--- DATA SHOWN ---

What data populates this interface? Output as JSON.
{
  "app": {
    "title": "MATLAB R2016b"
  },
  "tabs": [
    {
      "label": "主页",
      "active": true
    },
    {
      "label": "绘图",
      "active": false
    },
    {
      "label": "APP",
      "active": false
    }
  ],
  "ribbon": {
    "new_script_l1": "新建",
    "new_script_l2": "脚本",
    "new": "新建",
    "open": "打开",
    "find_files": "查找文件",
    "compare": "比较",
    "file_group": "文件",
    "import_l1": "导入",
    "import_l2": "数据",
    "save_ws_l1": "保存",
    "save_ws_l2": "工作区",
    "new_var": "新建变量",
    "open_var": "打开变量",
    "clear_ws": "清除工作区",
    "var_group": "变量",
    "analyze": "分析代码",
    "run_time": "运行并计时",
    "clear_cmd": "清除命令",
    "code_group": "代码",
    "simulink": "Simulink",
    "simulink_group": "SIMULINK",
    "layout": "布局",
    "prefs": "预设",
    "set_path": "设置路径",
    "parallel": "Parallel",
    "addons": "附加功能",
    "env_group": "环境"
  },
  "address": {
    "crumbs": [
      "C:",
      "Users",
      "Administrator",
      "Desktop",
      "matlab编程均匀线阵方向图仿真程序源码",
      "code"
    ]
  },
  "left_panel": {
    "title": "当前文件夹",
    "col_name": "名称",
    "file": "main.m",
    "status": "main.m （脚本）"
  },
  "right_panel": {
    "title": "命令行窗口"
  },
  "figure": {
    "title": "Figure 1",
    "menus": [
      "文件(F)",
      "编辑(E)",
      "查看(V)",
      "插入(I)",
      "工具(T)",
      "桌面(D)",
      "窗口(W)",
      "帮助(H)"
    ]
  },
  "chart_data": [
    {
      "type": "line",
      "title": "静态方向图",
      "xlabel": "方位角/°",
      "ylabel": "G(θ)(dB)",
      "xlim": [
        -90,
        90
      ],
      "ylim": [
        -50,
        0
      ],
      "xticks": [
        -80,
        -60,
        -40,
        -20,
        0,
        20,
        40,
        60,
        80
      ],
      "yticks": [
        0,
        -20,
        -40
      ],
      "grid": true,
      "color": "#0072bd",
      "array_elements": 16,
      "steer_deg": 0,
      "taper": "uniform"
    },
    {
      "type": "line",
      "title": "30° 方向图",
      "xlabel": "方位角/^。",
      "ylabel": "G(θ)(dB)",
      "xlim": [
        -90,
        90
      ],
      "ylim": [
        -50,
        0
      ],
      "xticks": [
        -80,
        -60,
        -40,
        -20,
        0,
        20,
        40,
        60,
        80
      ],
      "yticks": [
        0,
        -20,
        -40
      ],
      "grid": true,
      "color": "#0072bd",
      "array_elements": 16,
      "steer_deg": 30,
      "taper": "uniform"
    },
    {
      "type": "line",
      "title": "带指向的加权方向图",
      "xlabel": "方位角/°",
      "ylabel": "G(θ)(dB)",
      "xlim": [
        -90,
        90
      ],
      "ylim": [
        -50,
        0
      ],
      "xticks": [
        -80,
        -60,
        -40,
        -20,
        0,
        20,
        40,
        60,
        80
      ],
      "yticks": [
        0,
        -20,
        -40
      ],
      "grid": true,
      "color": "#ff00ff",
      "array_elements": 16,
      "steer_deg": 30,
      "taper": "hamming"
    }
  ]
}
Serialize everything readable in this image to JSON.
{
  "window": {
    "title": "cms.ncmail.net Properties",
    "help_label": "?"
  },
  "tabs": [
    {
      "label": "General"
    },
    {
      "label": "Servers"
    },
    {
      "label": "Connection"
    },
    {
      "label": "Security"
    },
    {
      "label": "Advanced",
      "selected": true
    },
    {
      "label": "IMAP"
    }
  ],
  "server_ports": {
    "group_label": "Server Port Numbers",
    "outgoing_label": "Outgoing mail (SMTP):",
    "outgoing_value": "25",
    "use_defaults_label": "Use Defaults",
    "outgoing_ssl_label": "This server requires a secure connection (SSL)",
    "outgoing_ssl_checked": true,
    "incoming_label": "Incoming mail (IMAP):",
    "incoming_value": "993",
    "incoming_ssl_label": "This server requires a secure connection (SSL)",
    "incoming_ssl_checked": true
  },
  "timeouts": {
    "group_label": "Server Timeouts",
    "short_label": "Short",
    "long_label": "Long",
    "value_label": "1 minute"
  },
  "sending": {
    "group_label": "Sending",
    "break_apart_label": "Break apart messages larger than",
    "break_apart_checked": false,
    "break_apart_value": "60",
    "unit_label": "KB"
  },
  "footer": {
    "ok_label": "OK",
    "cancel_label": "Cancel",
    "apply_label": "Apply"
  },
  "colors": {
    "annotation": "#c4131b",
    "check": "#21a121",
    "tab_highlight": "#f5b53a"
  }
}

---

▶ _INSTRUCTIONS FOR THE TASK_: Reproduce the full listing word for word.

▶ _RESPONSE TO THE EXERCISE_:
What data populates this interface? Output as JSON.
{
  "app": {
    "title": "MATLAB R2016b"
  },
  "tabs": [
    {
      "label": "主页",
      "active": true
    },
    {
      "label": "绘图",
      "active": false
    },
    {
      "label": "APP",
      "active": false
    }
  ],
  "ribbon": {
    "new_script_l1": "新建",
    "new_script_l2": "脚本",
    "new": "新建",
    "open": "打开",
    "find_files": "查找文件",
    "compare": "比较",
    "file_group": "文件",
    "import_l1": "导入",
    "import_l2": "数据",
    "save_ws_l1": "保存",
    "save_ws_l2": "工作区",
    "new_var": "新建变量",
    "open_var": "打开变量",
    "clear_ws": "清除工作区",
    "var_group": "变量",
    "analyze": "分析代码",
    "run_time": "运行并计时",
    "clear_cmd": "清除命令",
    "code_group": "代码",
    "simulink": "Simulink",
    "simulink_group": "SIMULINK",
    "layout": "布局",
    "prefs": "预设",
    "set_path": "设置路径",
    "parallel": "Parallel",
    "addons": "附加功能",
    "env_group": "环境"
  },
  "address": {
    "crumbs": [
      "C:",
      "Users",
      "Administrator",
      "Desktop",
      "matlab编程均匀线阵方向图仿真程序源码",
      "code"
    ]
  },
  "left_panel": {
    "title": "当前文件夹",
    "col_name": "名称",
    "file": "main.m",
    "status": "main.m （脚本）"
  },
  "right_panel": {
    "title": "命令行窗口"
  },
  "figure": {
    "title": "Figure 1",
    "menus": [
      "文件(F)",
      "编辑(E)",
      "查看(V)",
      "插入(I)",
      "工具(T)",
      "桌面(D)",
      "窗口(W)",
      "帮助(H)"
    ]
  },
  "chart_data": [
    {
      "type": "line",
      "title": "静态方向图",
      "xlabel": "方位角/°",
      "ylabel": "G(θ)(dB)",
      "xlim": [
        -90,
        90
      ],
      "ylim": [
        -50,
        0
      ],
      "xticks": [
        -80,
        -60,
        -40,
        -20,
        0,
        20,
        40,
        60,
        80
      ],
      "yticks": [
        0,
        -20,
        -40
      ],
      "grid": true,
      "color": "#0072bd",
      "array_elements": 16,
      "steer_deg": 0,
      "taper": "uniform"
    },
    {
      "type": "line",
      "title": "30° 方向图",
      "xlabel": "方位角/^。",
      "ylabel": "G(θ)(dB)",
      "xlim": [
        -90,
        90
      ],
      "ylim": [
        -50,
        0
      ],
      "xticks": [
        -80,
        -60,
        -40,
        -20,
        0,
        20,
        40,
        60,
        80
      ],
      "yticks": [
        0,
        -20,
        -40
      ],
      "grid": true,
      "color": "#0072bd",
      "array_elements": 16,
      "steer_deg": 30,
      "taper": "uniform"
    },
    {
      "type": "line",
      "title": "带指向的加权方向图",
      "xlabel": "方位角/°",
      "ylabel": "G(θ)(dB)",
      "xlim": [
        -90,
        90
      ],
      "ylim": [
        -50,
        0
      ],
      "xticks": [
        -80,
        -60,
        -40,
        -20,
        0,
        20,
        40,
        60,
        80
      ],
      "yticks": [
        0,
        -20,
        -40
      ],
      "grid": true,
      "color": "#ff00ff",
      "array_elements": 16,
      "steer_deg": 30,
      "taper": "hamming"
    }
  ]
}
Serialize everything readable in this image to JSON.
{
  "window": {
    "title": "cms.ncmail.net Properties",
    "help_label": "?"
  },
  "tabs": [
    {
      "label": "General"
    },
    {
      "label": "Servers"
    },
    {
      "label": "Connection"
    },
    {
      "label": "Security"
    },
    {
      "label": "Advanced",
      "selected": true
    },
    {
      "label": "IMAP"
    }
  ],
  "server_ports": {
    "group_label": "Server Port Numbers",
    "outgoing_label": "Outgoing mail (SMTP):",
    "outgoing_value": "25",
    "use_defaults_label": "Use Defaults",
    "outgoing_ssl_label": "This server requires a secure connection (SSL)",
    "outgoing_ssl_checked": true,
    "incoming_label": "Incoming mail (IMAP):",
    "incoming_value": "993",
    "incoming_ssl_label": "This server requires a secure connection (SSL)",
    "incoming_ssl_checked": true
  },
  "timeouts": {
    "group_label": "Server Timeouts",
    "short_label": "Short",
    "long_label": "Long",
    "value_label": "1 minute"
  },
  "sending": {
    "group_label": "Sending",
    "break_apart_label": "Break apart messages larger than",
    "break_apart_checked": false,
    "break_apart_value": "60",
    "unit_label": "KB"
  },
  "footer": {
    "ok_label": "OK",
    "cancel_label": "Cancel",
    "apply_label": "Apply"
  },
  "colors": {
    "annotation": "#c4131b",
    "check": "#21a121",
    "tab_highlight": "#f5b53a"
  }
}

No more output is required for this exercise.